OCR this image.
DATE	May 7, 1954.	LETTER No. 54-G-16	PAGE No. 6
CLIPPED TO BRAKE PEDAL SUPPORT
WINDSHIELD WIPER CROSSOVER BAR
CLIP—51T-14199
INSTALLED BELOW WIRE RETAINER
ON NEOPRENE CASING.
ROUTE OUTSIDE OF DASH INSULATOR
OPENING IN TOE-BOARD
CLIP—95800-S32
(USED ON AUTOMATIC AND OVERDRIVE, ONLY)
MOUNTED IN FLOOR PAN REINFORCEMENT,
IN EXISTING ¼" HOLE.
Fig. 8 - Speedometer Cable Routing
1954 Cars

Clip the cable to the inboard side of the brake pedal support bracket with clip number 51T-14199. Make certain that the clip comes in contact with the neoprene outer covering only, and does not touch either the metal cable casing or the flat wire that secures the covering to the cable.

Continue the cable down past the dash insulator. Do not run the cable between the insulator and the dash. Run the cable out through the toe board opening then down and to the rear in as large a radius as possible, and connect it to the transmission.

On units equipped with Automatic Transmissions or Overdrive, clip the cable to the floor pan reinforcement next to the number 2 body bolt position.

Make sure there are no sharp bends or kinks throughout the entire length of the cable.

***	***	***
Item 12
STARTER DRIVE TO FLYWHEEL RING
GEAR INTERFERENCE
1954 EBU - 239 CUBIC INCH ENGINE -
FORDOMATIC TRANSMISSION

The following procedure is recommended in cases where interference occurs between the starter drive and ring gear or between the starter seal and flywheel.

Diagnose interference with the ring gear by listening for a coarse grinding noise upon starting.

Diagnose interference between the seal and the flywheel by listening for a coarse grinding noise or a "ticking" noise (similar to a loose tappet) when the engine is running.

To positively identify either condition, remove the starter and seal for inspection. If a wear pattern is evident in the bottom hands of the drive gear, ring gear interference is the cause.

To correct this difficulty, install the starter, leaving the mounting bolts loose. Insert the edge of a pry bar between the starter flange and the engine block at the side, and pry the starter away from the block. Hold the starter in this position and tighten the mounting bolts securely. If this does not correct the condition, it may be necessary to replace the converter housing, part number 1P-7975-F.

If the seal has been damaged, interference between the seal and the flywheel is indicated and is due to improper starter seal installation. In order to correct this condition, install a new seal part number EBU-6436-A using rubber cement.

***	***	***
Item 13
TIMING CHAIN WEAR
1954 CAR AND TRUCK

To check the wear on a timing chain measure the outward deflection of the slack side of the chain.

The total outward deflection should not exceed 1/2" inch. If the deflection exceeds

### [The problem]
Return nothing except the number of lines that include the string "position".

### [The solution]
2